Record extracts:
↓

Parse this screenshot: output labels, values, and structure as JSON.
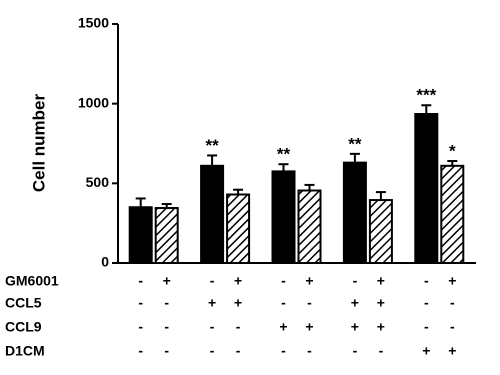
{
  "chart_data": {
    "type": "bar",
    "y_label": "Cell number",
    "ylim": [
      0,
      1500
    ],
    "yticks": [
      0,
      500,
      1000,
      1500
    ],
    "series": [
      {
        "color": "#000000",
        "hatch": false,
        "values": [
          350,
          610,
          575,
          630,
          935
        ],
        "errors": [
          55,
          65,
          45,
          55,
          55
        ],
        "annotations": [
          null,
          "**",
          "**",
          "**",
          "***"
        ]
      },
      {
        "color": "#000000",
        "hatch": true,
        "values": [
          345,
          430,
          455,
          395,
          610
        ],
        "errors": [
          25,
          30,
          35,
          50,
          30
        ],
        "annotations": [
          null,
          null,
          null,
          null,
          "*"
        ]
      }
    ],
    "conditions": [
      {
        "label": "GM6001",
        "signs": [
          "-",
          "+",
          "-",
          "+",
          "-",
          "+",
          "-",
          "+",
          "-",
          "+"
        ]
      },
      {
        "label": "CCL5",
        "signs": [
          "-",
          "-",
          "+",
          "+",
          "-",
          "-",
          "+",
          "+",
          "-",
          "-"
        ]
      },
      {
        "label": "CCL9",
        "signs": [
          "-",
          "-",
          "-",
          "-",
          "+",
          "+",
          "+",
          "+",
          "-",
          "-"
        ]
      },
      {
        "label": "D1CM",
        "signs": [
          "-",
          "-",
          "-",
          "-",
          "-",
          "-",
          "-",
          "-",
          "+",
          "+"
        ]
      }
    ]
  }
}
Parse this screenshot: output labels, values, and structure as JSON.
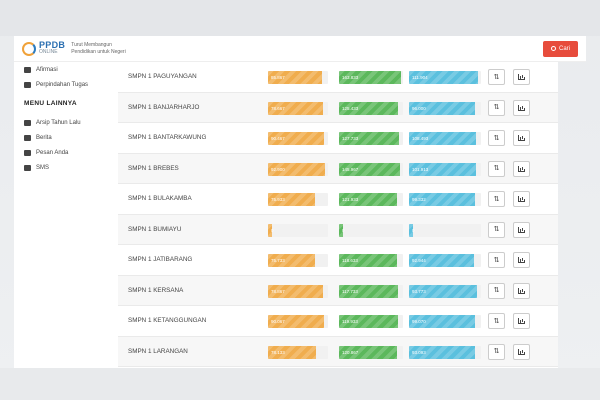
{
  "header": {
    "logo_main": "PPDB",
    "logo_sub": "ONLINE",
    "tagline_line1": "Turut Membangun",
    "tagline_line2": "Pendidikan untuk Negeri",
    "search_label": "Cari"
  },
  "sidebar": {
    "items_top": [
      {
        "label": "Afirmasi",
        "icon": "users-icon"
      },
      {
        "label": "Perpindahan Tugas",
        "icon": "users-icon"
      }
    ],
    "section_heading": "MENU LAINNYA",
    "items_other": [
      {
        "label": "Arsip Tahun Lalu",
        "icon": "archive-icon"
      },
      {
        "label": "Berita",
        "icon": "megaphone-icon"
      },
      {
        "label": "Pesan Anda",
        "icon": "comment-icon"
      },
      {
        "label": "SMS",
        "icon": "envelope-icon"
      }
    ]
  },
  "rows": [
    {
      "school": "SMPN 1 PAGUYANGAN",
      "v1": "85.867",
      "v2": "163.833",
      "v3": "111.904",
      "f1": 0.9,
      "f2": 0.97,
      "f3": 0.96
    },
    {
      "school": "SMPN 1 BANJARHARJO",
      "v1": "78.667",
      "v2": "125.433",
      "v3": "96.000",
      "f1": 0.92,
      "f2": 0.92,
      "f3": 0.92
    },
    {
      "school": "SMPN 1 BANTARKAWUNG",
      "v1": "90.467",
      "v2": "127.733",
      "v3": "108.493",
      "f1": 0.93,
      "f2": 0.94,
      "f3": 0.93
    },
    {
      "school": "SMPN 1 BREBES",
      "v1": "92.900",
      "v2": "145.967",
      "v3": "101.913",
      "f1": 0.95,
      "f2": 0.96,
      "f3": 0.93
    },
    {
      "school": "SMPN 1 BULAKAMBA",
      "v1": "75.933",
      "v2": "121.933",
      "v3": "99.332",
      "f1": 0.78,
      "f2": 0.9,
      "f3": 0.92
    },
    {
      "school": "SMPN 1 BUMIAYU",
      "v1": "0",
      "v2": "0",
      "v3": "0",
      "f1": 0.06,
      "f2": 0.06,
      "f3": 0.06
    },
    {
      "school": "SMPN 1 JATIBARANG",
      "v1": "75.733",
      "v2": "118.633",
      "v3": "92.944",
      "f1": 0.78,
      "f2": 0.9,
      "f3": 0.9
    },
    {
      "school": "SMPN 1 KERSANA",
      "v1": "78.867",
      "v2": "117.733",
      "v3": "93.773",
      "f1": 0.92,
      "f2": 0.92,
      "f3": 0.94
    },
    {
      "school": "SMPN 1 KETANGGUNGAN",
      "v1": "90.067",
      "v2": "119.933",
      "v3": "99.070",
      "f1": 0.93,
      "f2": 0.92,
      "f3": 0.92
    },
    {
      "school": "SMPN 1 LARANGAN",
      "v1": "78.133",
      "v2": "120.867",
      "v3": "93.093",
      "f1": 0.8,
      "f2": 0.91,
      "f3": 0.92
    }
  ],
  "colors": {
    "bar1": "#f0ad4e",
    "bar2": "#5cb85c",
    "bar3": "#5bc0de",
    "search": "#e74c3c"
  }
}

↑

Exercise brief:
Quote the entries above word for word. Leave the images out.

Full response:
Parse this screenshot: output labels, values, and structure as JSON.
{
  "chart_data": {
    "type": "bar",
    "y_label": "Cell number",
    "ylim": [
      0,
      1500
    ],
    "yticks": [
      0,
      500,
      1000,
      1500
    ],
    "series": [
      {
        "color": "#000000",
        "hatch": false,
        "values": [
          350,
          610,
          575,
          630,
          935
        ],
        "errors": [
          55,
          65,
          45,
          55,
          55
        ],
        "annotations": [
          null,
          "**",
          "**",
          "**",
          "***"
        ]
      },
      {
        "color": "#000000",
        "hatch": true,
        "values": [
          345,
          430,
          455,
          395,
          610
        ],
        "errors": [
          25,
          30,
          35,
          50,
          30
        ],
        "annotations": [
          null,
          null,
          null,
          null,
          "*"
        ]
      }
    ],
    "conditions": [
      {
        "label": "GM6001",
        "signs": [
          "-",
          "+",
          "-",
          "+",
          "-",
          "+",
          "-",
          "+",
          "-",
          "+"
        ]
      },
      {
        "label": "CCL5",
        "signs": [
          "-",
          "-",
          "+",
          "+",
          "-",
          "-",
          "+",
          "+",
          "-",
          "-"
        ]
      },
      {
        "label": "CCL9",
        "signs": [
          "-",
          "-",
          "-",
          "-",
          "+",
          "+",
          "+",
          "+",
          "-",
          "-"
        ]
      },
      {
        "label": "D1CM",
        "signs": [
          "-",
          "-",
          "-",
          "-",
          "-",
          "-",
          "-",
          "-",
          "+",
          "+"
        ]
      }
    ]
  }
}
Parse this screenshot: output labels, values, and structure as JSON.
{
  "header": {
    "logo_main": "PPDB",
    "logo_sub": "ONLINE",
    "tagline_line1": "Turut Membangun",
    "tagline_line2": "Pendidikan untuk Negeri",
    "search_label": "Cari"
  },
  "sidebar": {
    "items_top": [
      {
        "label": "Afirmasi",
        "icon": "users-icon"
      },
      {
        "label": "Perpindahan Tugas",
        "icon": "users-icon"
      }
    ],
    "section_heading": "MENU LAINNYA",
    "items_other": [
      {
        "label": "Arsip Tahun Lalu",
        "icon": "archive-icon"
      },
      {
        "label": "Berita",
        "icon": "megaphone-icon"
      },
      {
        "label": "Pesan Anda",
        "icon": "comment-icon"
      },
      {
        "label": "SMS",
        "icon": "envelope-icon"
      }
    ]
  },
  "rows": [
    {
      "school": "SMPN 1 PAGUYANGAN",
      "v1": "85.867",
      "v2": "163.833",
      "v3": "111.904",
      "f1": 0.9,
      "f2": 0.97,
      "f3": 0.96
    },
    {
      "school": "SMPN 1 BANJARHARJO",
      "v1": "78.667",
      "v2": "125.433",
      "v3": "96.000",
      "f1": 0.92,
      "f2": 0.92,
      "f3": 0.92
    },
    {
      "school": "SMPN 1 BANTARKAWUNG",
      "v1": "90.467",
      "v2": "127.733",
      "v3": "108.493",
      "f1": 0.93,
      "f2": 0.94,
      "f3": 0.93
    },
    {
      "school": "SMPN 1 BREBES",
      "v1": "92.900",
      "v2": "145.967",
      "v3": "101.913",
      "f1": 0.95,
      "f2": 0.96,
      "f3": 0.93
    },
    {
      "school": "SMPN 1 BULAKAMBA",
      "v1": "75.933",
      "v2": "121.933",
      "v3": "99.332",
      "f1": 0.78,
      "f2": 0.9,
      "f3": 0.92
    },
    {
      "school": "SMPN 1 BUMIAYU",
      "v1": "0",
      "v2": "0",
      "v3": "0",
      "f1": 0.06,
      "f2": 0.06,
      "f3": 0.06
    },
    {
      "school": "SMPN 1 JATIBARANG",
      "v1": "75.733",
      "v2": "118.633",
      "v3": "92.944",
      "f1": 0.78,
      "f2": 0.9,
      "f3": 0.9
    },
    {
      "school": "SMPN 1 KERSANA",
      "v1": "78.867",
      "v2": "117.733",
      "v3": "93.773",
      "f1": 0.92,
      "f2": 0.92,
      "f3": 0.94
    },
    {
      "school": "SMPN 1 KETANGGUNGAN",
      "v1": "90.067",
      "v2": "119.933",
      "v3": "99.070",
      "f1": 0.93,
      "f2": 0.92,
      "f3": 0.92
    },
    {
      "school": "SMPN 1 LARANGAN",
      "v1": "78.133",
      "v2": "120.867",
      "v3": "93.093",
      "f1": 0.8,
      "f2": 0.91,
      "f3": 0.92
    }
  ],
  "colors": {
    "bar1": "#f0ad4e",
    "bar2": "#5cb85c",
    "bar3": "#5bc0de",
    "search": "#e74c3c"
  }
}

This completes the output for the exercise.